* Start Given information *

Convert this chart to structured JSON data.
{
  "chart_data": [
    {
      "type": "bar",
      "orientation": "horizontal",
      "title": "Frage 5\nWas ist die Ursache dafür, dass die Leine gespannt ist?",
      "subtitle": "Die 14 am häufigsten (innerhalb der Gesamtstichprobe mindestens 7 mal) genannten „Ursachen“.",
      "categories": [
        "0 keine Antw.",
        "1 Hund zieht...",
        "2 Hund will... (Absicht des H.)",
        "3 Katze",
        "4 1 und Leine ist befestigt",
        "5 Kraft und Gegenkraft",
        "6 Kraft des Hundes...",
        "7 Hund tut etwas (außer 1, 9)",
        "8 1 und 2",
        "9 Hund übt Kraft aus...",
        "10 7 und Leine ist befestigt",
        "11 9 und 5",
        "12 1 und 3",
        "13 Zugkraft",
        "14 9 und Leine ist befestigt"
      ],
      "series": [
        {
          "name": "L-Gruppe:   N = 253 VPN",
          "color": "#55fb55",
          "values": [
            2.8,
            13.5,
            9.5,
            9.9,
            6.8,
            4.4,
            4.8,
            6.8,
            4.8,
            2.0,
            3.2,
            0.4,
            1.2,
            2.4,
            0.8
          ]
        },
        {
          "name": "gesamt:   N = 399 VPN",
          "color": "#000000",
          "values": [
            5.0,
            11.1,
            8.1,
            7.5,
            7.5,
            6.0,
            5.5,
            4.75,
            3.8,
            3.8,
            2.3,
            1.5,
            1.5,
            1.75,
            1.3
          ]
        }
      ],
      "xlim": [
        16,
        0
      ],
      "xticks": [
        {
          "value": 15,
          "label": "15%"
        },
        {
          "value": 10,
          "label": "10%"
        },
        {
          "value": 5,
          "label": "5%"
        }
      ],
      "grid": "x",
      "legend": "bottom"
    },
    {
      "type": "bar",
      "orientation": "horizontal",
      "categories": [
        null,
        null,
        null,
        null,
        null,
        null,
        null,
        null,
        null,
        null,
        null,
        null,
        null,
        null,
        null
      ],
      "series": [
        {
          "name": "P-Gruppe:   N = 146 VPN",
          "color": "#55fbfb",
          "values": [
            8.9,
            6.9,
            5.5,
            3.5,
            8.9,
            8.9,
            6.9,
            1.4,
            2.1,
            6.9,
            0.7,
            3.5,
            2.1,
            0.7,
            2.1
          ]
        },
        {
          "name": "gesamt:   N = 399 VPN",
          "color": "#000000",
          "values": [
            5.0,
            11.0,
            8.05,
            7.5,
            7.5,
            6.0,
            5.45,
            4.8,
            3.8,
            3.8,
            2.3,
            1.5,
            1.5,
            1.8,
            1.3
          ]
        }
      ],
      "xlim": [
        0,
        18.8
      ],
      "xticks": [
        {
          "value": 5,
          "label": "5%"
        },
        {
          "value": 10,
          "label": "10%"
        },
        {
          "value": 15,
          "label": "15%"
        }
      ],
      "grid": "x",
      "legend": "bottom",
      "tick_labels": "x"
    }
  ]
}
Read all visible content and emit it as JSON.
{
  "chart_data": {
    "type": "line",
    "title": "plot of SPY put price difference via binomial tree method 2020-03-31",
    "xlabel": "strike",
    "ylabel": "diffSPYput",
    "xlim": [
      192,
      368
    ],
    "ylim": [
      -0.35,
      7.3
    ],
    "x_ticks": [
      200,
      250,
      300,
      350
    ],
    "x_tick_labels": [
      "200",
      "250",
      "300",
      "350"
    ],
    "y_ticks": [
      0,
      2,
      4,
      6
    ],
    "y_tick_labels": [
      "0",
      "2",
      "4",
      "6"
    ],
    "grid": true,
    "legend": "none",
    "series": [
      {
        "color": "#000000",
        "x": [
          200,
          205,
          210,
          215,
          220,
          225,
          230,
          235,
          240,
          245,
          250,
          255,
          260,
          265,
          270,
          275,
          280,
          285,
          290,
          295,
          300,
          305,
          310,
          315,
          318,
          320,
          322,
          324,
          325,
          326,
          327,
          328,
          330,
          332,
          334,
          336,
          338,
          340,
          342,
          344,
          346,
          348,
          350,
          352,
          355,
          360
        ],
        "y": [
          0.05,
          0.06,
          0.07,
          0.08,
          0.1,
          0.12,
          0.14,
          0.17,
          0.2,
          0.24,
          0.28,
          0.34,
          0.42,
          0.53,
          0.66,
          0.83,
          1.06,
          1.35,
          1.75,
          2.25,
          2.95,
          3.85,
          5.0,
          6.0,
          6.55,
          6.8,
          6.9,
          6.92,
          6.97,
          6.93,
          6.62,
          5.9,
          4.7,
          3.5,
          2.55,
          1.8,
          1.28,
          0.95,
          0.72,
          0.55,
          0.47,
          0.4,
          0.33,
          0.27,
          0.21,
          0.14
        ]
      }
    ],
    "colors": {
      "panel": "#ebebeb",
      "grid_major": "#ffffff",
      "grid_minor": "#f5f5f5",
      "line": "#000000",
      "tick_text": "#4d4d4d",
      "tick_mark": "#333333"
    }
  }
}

* End Given information *

**Work to complete**
Copy the data above in full, character for character.

**Task output**
Convert this chart to structured JSON data.
{
  "chart_data": [
    {
      "type": "bar",
      "orientation": "horizontal",
      "title": "Frage 5\nWas ist die Ursache dafür, dass die Leine gespannt ist?",
      "subtitle": "Die 14 am häufigsten (innerhalb der Gesamtstichprobe mindestens 7 mal) genannten „Ursachen“.",
      "categories": [
        "0 keine Antw.",
        "1 Hund zieht...",
        "2 Hund will... (Absicht des H.)",
        "3 Katze",
        "4 1 und Leine ist befestigt",
        "5 Kraft und Gegenkraft",
        "6 Kraft des Hundes...",
        "7 Hund tut etwas (außer 1, 9)",
        "8 1 und 2",
        "9 Hund übt Kraft aus...",
        "10 7 und Leine ist befestigt",
        "11 9 und 5",
        "12 1 und 3",
        "13 Zugkraft",
        "14 9 und Leine ist befestigt"
      ],
      "series": [
        {
          "name": "L-Gruppe:   N = 253 VPN",
          "color": "#55fb55",
          "values": [
            2.8,
            13.5,
            9.5,
            9.9,
            6.8,
            4.4,
            4.8,
            6.8,
            4.8,
            2.0,
            3.2,
            0.4,
            1.2,
            2.4,
            0.8
          ]
        },
        {
          "name": "gesamt:   N = 399 VPN",
          "color": "#000000",
          "values": [
            5.0,
            11.1,
            8.1,
            7.5,
            7.5,
            6.0,
            5.5,
            4.75,
            3.8,
            3.8,
            2.3,
            1.5,
            1.5,
            1.75,
            1.3
          ]
        }
      ],
      "xlim": [
        16,
        0
      ],
      "xticks": [
        {
          "value": 15,
          "label": "15%"
        },
        {
          "value": 10,
          "label": "10%"
        },
        {
          "value": 5,
          "label": "5%"
        }
      ],
      "grid": "x",
      "legend": "bottom"
    },
    {
      "type": "bar",
      "orientation": "horizontal",
      "categories": [
        null,
        null,
        null,
        null,
        null,
        null,
        null,
        null,
        null,
        null,
        null,
        null,
        null,
        null,
        null
      ],
      "series": [
        {
          "name": "P-Gruppe:   N = 146 VPN",
          "color": "#55fbfb",
          "values": [
            8.9,
            6.9,
            5.5,
            3.5,
            8.9,
            8.9,
            6.9,
            1.4,
            2.1,
            6.9,
            0.7,
            3.5,
            2.1,
            0.7,
            2.1
          ]
        },
        {
          "name": "gesamt:   N = 399 VPN",
          "color": "#000000",
          "values": [
            5.0,
            11.0,
            8.05,
            7.5,
            7.5,
            6.0,
            5.45,
            4.8,
            3.8,
            3.8,
            2.3,
            1.5,
            1.5,
            1.8,
            1.3
          ]
        }
      ],
      "xlim": [
        0,
        18.8
      ],
      "xticks": [
        {
          "value": 5,
          "label": "5%"
        },
        {
          "value": 10,
          "label": "10%"
        },
        {
          "value": 15,
          "label": "15%"
        }
      ],
      "grid": "x",
      "legend": "bottom",
      "tick_labels": "x"
    }
  ]
}
Read all visible content and emit it as JSON.
{
  "chart_data": {
    "type": "line",
    "title": "plot of SPY put price difference via binomial tree method 2020-03-31",
    "xlabel": "strike",
    "ylabel": "diffSPYput",
    "xlim": [
      192,
      368
    ],
    "ylim": [
      -0.35,
      7.3
    ],
    "x_ticks": [
      200,
      250,
      300,
      350
    ],
    "x_tick_labels": [
      "200",
      "250",
      "300",
      "350"
    ],
    "y_ticks": [
      0,
      2,
      4,
      6
    ],
    "y_tick_labels": [
      "0",
      "2",
      "4",
      "6"
    ],
    "grid": true,
    "legend": "none",
    "series": [
      {
        "color": "#000000",
        "x": [
          200,
          205,
          210,
          215,
          220,
          225,
          230,
          235,
          240,
          245,
          250,
          255,
          260,
          265,
          270,
          275,
          280,
          285,
          290,
          295,
          300,
          305,
          310,
          315,
          318,
          320,
          322,
          324,
          325,
          326,
          327,
          328,
          330,
          332,
          334,
          336,
          338,
          340,
          342,
          344,
          346,
          348,
          350,
          352,
          355,
          360
        ],
        "y": [
          0.05,
          0.06,
          0.07,
          0.08,
          0.1,
          0.12,
          0.14,
          0.17,
          0.2,
          0.24,
          0.28,
          0.34,
          0.42,
          0.53,
          0.66,
          0.83,
          1.06,
          1.35,
          1.75,
          2.25,
          2.95,
          3.85,
          5.0,
          6.0,
          6.55,
          6.8,
          6.9,
          6.92,
          6.97,
          6.93,
          6.62,
          5.9,
          4.7,
          3.5,
          2.55,
          1.8,
          1.28,
          0.95,
          0.72,
          0.55,
          0.47,
          0.4,
          0.33,
          0.27,
          0.21,
          0.14
        ]
      }
    ],
    "colors": {
      "panel": "#ebebeb",
      "grid_major": "#ffffff",
      "grid_minor": "#f5f5f5",
      "line": "#000000",
      "tick_text": "#4d4d4d",
      "tick_mark": "#333333"
    }
  }
}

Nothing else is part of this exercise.